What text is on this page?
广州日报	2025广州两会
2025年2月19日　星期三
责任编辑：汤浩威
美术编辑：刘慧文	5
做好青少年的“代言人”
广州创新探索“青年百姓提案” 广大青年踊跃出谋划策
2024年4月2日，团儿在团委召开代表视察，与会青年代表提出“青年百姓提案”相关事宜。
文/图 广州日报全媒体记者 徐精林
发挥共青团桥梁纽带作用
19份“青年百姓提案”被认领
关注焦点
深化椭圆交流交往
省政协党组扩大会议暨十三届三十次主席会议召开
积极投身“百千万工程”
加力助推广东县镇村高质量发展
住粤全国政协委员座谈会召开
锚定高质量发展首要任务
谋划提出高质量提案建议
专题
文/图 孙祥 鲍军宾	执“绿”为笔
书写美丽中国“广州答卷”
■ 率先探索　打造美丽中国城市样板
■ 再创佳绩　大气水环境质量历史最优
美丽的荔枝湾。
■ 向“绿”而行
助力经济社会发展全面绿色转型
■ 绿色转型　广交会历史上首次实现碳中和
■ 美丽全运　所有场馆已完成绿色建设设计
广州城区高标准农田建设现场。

== PROBLEM ==
Every line that holds the string "青年百姓提案" should be returned.

== COMPLETED TASK ==
广州创新探索“青年百姓提案” 广大青年踊跃出谋划策
2024年4月2日，团儿在团委召开代表视察，与会青年代表提出“青年百姓提案”相关事宜。
19份“青年百姓提案”被认领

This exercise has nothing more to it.